PROMPT => Quote the entries that follow exactly, leaving none out.

─── STORED ROWS

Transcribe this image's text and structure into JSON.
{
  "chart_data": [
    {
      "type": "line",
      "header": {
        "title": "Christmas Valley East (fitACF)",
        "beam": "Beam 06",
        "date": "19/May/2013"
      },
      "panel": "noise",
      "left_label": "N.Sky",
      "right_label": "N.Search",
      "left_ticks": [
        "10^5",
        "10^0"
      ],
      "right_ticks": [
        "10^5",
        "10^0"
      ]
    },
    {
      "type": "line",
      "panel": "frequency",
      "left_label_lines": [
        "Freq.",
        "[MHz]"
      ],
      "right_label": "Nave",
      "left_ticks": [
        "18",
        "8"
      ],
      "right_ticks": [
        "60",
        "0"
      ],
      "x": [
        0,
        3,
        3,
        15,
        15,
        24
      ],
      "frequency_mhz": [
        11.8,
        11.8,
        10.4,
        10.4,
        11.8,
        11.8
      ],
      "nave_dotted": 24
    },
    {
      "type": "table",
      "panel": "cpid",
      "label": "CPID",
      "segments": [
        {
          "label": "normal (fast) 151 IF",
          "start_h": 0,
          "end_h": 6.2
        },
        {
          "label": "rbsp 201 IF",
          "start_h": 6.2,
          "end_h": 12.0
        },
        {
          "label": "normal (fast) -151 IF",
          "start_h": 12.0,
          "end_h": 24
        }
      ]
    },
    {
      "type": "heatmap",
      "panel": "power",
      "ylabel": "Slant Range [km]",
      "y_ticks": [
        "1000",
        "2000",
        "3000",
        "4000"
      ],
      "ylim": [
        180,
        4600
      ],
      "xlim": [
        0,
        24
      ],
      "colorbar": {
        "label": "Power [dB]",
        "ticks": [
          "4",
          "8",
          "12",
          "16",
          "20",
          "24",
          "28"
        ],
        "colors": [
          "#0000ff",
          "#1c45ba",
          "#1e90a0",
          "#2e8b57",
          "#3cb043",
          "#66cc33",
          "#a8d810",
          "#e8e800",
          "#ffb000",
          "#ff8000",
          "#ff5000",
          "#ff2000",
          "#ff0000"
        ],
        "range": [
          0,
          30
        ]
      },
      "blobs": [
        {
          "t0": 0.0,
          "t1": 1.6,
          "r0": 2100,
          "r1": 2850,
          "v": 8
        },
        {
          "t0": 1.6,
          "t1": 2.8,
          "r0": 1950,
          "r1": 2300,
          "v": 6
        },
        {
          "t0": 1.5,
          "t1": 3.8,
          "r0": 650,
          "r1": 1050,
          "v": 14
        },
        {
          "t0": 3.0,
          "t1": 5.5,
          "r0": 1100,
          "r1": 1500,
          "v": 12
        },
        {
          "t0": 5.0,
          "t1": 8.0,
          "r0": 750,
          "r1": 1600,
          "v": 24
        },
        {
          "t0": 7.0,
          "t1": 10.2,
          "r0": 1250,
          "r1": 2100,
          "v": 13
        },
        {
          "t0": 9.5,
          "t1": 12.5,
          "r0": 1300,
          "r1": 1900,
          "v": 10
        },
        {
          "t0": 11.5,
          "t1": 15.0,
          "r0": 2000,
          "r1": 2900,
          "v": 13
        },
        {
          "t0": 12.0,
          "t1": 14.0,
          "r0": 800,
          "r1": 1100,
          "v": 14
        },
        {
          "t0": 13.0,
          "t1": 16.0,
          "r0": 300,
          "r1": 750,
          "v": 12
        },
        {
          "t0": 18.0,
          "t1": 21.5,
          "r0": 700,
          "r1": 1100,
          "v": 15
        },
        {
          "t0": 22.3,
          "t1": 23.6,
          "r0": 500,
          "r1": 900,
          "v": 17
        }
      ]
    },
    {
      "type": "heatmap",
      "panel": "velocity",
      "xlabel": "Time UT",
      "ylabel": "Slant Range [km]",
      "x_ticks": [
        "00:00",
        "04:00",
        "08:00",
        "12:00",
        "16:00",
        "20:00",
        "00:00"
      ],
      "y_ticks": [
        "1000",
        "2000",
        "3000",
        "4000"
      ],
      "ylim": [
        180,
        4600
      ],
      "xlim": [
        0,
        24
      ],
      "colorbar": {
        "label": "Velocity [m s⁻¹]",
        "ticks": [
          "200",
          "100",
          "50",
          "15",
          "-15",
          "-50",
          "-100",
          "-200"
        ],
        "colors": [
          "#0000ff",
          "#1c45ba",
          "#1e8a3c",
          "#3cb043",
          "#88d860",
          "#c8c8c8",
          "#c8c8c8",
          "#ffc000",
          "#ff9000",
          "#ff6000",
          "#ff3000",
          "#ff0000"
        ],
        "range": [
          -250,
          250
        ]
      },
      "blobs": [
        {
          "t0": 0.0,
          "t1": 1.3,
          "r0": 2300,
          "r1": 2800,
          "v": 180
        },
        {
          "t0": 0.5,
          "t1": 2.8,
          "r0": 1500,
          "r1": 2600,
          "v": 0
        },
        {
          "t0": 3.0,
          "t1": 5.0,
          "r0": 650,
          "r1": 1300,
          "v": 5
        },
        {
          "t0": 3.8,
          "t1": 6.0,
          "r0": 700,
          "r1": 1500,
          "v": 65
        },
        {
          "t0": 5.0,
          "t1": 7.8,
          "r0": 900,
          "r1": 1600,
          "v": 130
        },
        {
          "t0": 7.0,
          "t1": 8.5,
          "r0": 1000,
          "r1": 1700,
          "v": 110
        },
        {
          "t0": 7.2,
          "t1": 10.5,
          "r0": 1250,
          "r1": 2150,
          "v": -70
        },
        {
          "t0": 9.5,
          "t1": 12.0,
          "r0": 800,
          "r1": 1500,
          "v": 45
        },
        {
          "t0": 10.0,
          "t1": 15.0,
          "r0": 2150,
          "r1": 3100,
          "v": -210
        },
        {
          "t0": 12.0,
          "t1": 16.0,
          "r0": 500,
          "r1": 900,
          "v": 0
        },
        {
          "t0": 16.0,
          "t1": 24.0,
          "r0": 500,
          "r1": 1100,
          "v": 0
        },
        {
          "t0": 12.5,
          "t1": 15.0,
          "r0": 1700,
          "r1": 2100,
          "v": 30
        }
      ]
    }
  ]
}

──────

COMPLETE RESPONSE =>
Transcribe this image's text and structure into JSON.
{
  "chart_data": [
    {
      "type": "line",
      "header": {
        "title": "Christmas Valley East (fitACF)",
        "beam": "Beam 06",
        "date": "19/May/2013"
      },
      "panel": "noise",
      "left_label": "N.Sky",
      "right_label": "N.Search",
      "left_ticks": [
        "10^5",
        "10^0"
      ],
      "right_ticks": [
        "10^5",
        "10^0"
      ]
    },
    {
      "type": "line",
      "panel": "frequency",
      "left_label_lines": [
        "Freq.",
        "[MHz]"
      ],
      "right_label": "Nave",
      "left_ticks": [
        "18",
        "8"
      ],
      "right_ticks": [
        "60",
        "0"
      ],
      "x": [
        0,
        3,
        3,
        15,
        15,
        24
      ],
      "frequency_mhz": [
        11.8,
        11.8,
        10.4,
        10.4,
        11.8,
        11.8
      ],
      "nave_dotted": 24
    },
    {
      "type": "table",
      "panel": "cpid",
      "label": "CPID",
      "segments": [
        {
          "label": "normal (fast) 151 IF",
          "start_h": 0,
          "end_h": 6.2
        },
        {
          "label": "rbsp 201 IF",
          "start_h": 6.2,
          "end_h": 12.0
        },
        {
          "label": "normal (fast) -151 IF",
          "start_h": 12.0,
          "end_h": 24
        }
      ]
    },
    {
      "type": "heatmap",
      "panel": "power",
      "ylabel": "Slant Range [km]",
      "y_ticks": [
        "1000",
        "2000",
        "3000",
        "4000"
      ],
      "ylim": [
        180,
        4600
      ],
      "xlim": [
        0,
        24
      ],
      "colorbar": {
        "label": "Power [dB]",
        "ticks": [
          "4",
          "8",
          "12",
          "16",
          "20",
          "24",
          "28"
        ],
        "colors": [
          "#0000ff",
          "#1c45ba",
          "#1e90a0",
          "#2e8b57",
          "#3cb043",
          "#66cc33",
          "#a8d810",
          "#e8e800",
          "#ffb000",
          "#ff8000",
          "#ff5000",
          "#ff2000",
          "#ff0000"
        ],
        "range": [
          0,
          30
        ]
      },
      "blobs": [
        {
          "t0": 0.0,
          "t1": 1.6,
          "r0": 2100,
          "r1": 2850,
          "v": 8
        },
        {
          "t0": 1.6,
          "t1": 2.8,
          "r0": 1950,
          "r1": 2300,
          "v": 6
        },
        {
          "t0": 1.5,
          "t1": 3.8,
          "r0": 650,
          "r1": 1050,
          "v": 14
        },
        {
          "t0": 3.0,
          "t1": 5.5,
          "r0": 1100,
          "r1": 1500,
          "v": 12
        },
        {
          "t0": 5.0,
          "t1": 8.0,
          "r0": 750,
          "r1": 1600,
          "v": 24
        },
        {
          "t0": 7.0,
          "t1": 10.2,
          "r0": 1250,
          "r1": 2100,
          "v": 13
        },
        {
          "t0": 9.5,
          "t1": 12.5,
          "r0": 1300,
          "r1": 1900,
          "v": 10
        },
        {
          "t0": 11.5,
          "t1": 15.0,
          "r0": 2000,
          "r1": 2900,
          "v": 13
        },
        {
          "t0": 12.0,
          "t1": 14.0,
          "r0": 800,
          "r1": 1100,
          "v": 14
        },
        {
          "t0": 13.0,
          "t1": 16.0,
          "r0": 300,
          "r1": 750,
          "v": 12
        },
        {
          "t0": 18.0,
          "t1": 21.5,
          "r0": 700,
          "r1": 1100,
          "v": 15
        },
        {
          "t0": 22.3,
          "t1": 23.6,
          "r0": 500,
          "r1": 900,
          "v": 17
        }
      ]
    },
    {
      "type": "heatmap",
      "panel": "velocity",
      "xlabel": "Time UT",
      "ylabel": "Slant Range [km]",
      "x_ticks": [
        "00:00",
        "04:00",
        "08:00",
        "12:00",
        "16:00",
        "20:00",
        "00:00"
      ],
      "y_ticks": [
        "1000",
        "2000",
        "3000",
        "4000"
      ],
      "ylim": [
        180,
        4600
      ],
      "xlim": [
        0,
        24
      ],
      "colorbar": {
        "label": "Velocity [m s⁻¹]",
        "ticks": [
          "200",
          "100",
          "50",
          "15",
          "-15",
          "-50",
          "-100",
          "-200"
        ],
        "colors": [
          "#0000ff",
          "#1c45ba",
          "#1e8a3c",
          "#3cb043",
          "#88d860",
          "#c8c8c8",
          "#c8c8c8",
          "#ffc000",
          "#ff9000",
          "#ff6000",
          "#ff3000",
          "#ff0000"
        ],
        "range": [
          -250,
          250
        ]
      },
      "blobs": [
        {
          "t0": 0.0,
          "t1": 1.3,
          "r0": 2300,
          "r1": 2800,
          "v": 180
        },
        {
          "t0": 0.5,
          "t1": 2.8,
          "r0": 1500,
          "r1": 2600,
          "v": 0
        },
        {
          "t0": 3.0,
          "t1": 5.0,
          "r0": 650,
          "r1": 1300,
          "v": 5
        },
        {
          "t0": 3.8,
          "t1": 6.0,
          "r0": 700,
          "r1": 1500,
          "v": 65
        },
        {
          "t0": 5.0,
          "t1": 7.8,
          "r0": 900,
          "r1": 1600,
          "v": 130
        },
        {
          "t0": 7.0,
          "t1": 8.5,
          "r0": 1000,
          "r1": 1700,
          "v": 110
        },
        {
          "t0": 7.2,
          "t1": 10.5,
          "r0": 1250,
          "r1": 2150,
          "v": -70
        },
        {
          "t0": 9.5,
          "t1": 12.0,
          "r0": 800,
          "r1": 1500,
          "v": 45
        },
        {
          "t0": 10.0,
          "t1": 15.0,
          "r0": 2150,
          "r1": 3100,
          "v": -210
        },
        {
          "t0": 12.0,
          "t1": 16.0,
          "r0": 500,
          "r1": 900,
          "v": 0
        },
        {
          "t0": 16.0,
          "t1": 24.0,
          "r0": 500,
          "r1": 1100,
          "v": 0
        },
        {
          "t0": 12.5,
          "t1": 15.0,
          "r0": 1700,
          "r1": 2100,
          "v": 30
        }
      ]
    }
  ]
}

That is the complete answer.